»»

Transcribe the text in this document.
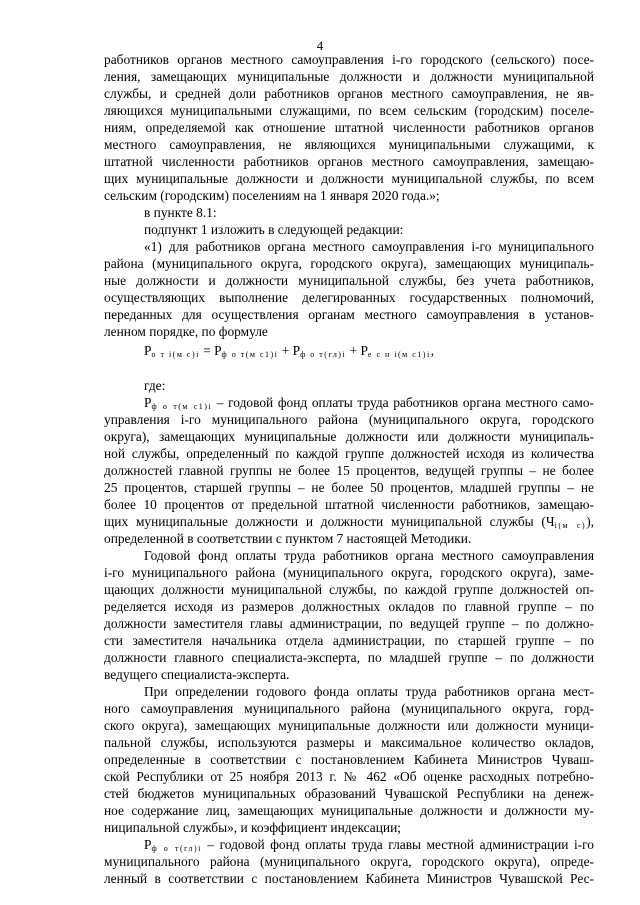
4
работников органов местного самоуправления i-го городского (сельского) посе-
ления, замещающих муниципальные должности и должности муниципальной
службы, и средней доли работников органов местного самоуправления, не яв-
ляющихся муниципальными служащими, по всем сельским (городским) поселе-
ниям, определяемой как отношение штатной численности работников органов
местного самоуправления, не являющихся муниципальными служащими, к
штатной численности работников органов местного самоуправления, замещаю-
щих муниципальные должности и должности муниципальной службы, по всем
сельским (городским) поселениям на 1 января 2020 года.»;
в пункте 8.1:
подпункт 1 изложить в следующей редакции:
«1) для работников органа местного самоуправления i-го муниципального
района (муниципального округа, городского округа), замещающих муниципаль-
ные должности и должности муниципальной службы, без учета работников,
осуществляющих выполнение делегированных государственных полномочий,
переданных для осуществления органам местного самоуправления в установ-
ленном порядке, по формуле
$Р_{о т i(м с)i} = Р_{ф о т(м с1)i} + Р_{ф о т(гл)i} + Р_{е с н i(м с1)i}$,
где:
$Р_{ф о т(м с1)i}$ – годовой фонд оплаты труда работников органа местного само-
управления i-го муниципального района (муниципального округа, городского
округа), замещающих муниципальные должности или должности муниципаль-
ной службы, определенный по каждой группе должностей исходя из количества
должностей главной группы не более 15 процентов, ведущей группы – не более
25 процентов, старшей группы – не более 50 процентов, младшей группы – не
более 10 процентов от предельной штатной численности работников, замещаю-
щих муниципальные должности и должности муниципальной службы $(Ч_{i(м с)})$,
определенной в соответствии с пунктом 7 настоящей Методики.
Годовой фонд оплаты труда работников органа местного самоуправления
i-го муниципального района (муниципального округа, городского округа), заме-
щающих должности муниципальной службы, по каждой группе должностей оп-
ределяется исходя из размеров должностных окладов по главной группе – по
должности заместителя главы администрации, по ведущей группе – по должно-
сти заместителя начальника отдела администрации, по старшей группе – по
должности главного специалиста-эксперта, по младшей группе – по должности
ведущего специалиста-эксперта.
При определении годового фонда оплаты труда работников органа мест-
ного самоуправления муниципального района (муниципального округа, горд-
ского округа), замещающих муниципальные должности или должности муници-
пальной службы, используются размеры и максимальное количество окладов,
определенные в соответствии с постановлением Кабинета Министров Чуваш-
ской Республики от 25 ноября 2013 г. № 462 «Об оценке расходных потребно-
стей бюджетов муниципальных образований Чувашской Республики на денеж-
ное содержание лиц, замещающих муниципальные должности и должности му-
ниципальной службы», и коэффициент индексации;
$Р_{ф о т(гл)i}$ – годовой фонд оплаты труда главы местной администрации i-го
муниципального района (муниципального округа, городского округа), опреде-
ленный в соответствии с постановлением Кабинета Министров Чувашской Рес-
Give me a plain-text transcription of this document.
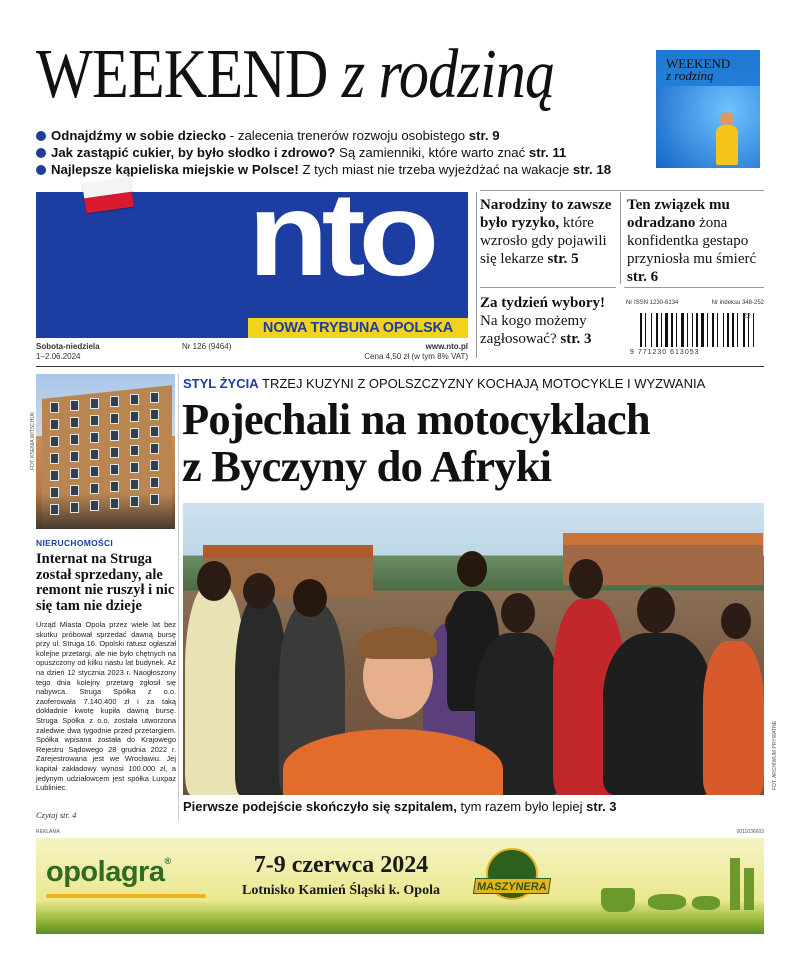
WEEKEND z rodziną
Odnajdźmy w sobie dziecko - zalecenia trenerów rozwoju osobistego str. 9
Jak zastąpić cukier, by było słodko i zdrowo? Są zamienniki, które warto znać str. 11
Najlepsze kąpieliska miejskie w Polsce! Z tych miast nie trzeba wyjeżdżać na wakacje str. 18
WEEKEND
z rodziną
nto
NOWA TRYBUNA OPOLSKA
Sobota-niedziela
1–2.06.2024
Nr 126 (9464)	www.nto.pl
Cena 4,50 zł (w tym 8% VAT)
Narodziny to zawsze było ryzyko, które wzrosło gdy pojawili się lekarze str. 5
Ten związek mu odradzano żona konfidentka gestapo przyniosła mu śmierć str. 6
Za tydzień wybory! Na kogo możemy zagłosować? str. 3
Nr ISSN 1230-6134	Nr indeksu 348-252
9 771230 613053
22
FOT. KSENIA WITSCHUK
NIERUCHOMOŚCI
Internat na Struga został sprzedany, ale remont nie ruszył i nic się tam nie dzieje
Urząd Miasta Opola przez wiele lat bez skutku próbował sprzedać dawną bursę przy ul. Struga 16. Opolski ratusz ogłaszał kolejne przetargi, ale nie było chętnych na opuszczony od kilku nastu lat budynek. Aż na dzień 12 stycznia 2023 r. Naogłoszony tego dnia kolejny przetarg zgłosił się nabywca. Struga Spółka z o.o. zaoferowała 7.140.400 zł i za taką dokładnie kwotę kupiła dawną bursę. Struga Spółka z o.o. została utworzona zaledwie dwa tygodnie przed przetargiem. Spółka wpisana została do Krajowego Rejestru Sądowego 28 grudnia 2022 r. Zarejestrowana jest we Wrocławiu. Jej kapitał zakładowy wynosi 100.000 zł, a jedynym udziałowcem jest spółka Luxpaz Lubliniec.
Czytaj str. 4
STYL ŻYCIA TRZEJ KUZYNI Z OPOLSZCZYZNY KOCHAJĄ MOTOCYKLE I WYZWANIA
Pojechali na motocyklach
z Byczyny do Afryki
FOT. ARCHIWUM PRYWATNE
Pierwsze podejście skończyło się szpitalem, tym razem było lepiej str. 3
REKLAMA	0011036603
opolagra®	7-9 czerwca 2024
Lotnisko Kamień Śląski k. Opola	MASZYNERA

««
»»

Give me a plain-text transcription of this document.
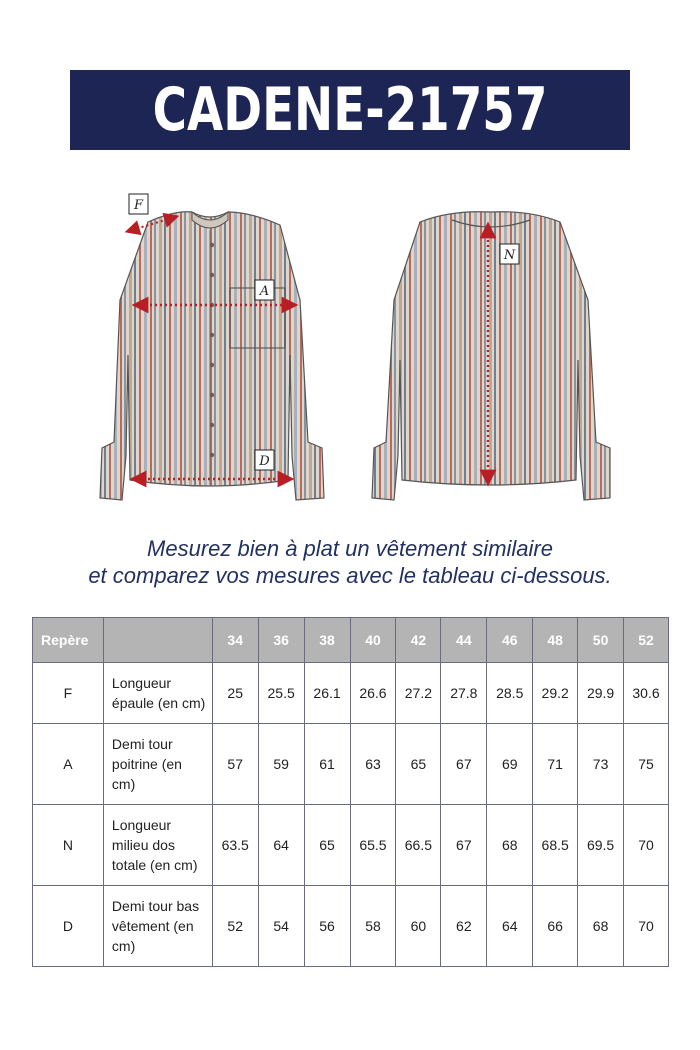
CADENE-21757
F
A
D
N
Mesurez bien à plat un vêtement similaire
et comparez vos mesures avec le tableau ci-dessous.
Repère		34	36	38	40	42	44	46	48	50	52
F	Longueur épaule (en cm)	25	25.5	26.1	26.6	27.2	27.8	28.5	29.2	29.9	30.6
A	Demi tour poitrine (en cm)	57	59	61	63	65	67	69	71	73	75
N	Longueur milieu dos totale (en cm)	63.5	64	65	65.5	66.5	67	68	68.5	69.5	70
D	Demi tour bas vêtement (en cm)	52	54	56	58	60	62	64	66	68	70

««

> WRITTEN EXERCISE
Scan the material above for the string "главной" and report each line where you find it.

> SOLUTION FOR THIS PROBLEM
должностей главной группы не более 15 процентов, ведущей группы – не более
ределяется исходя из размеров должностных окладов по главной группе – по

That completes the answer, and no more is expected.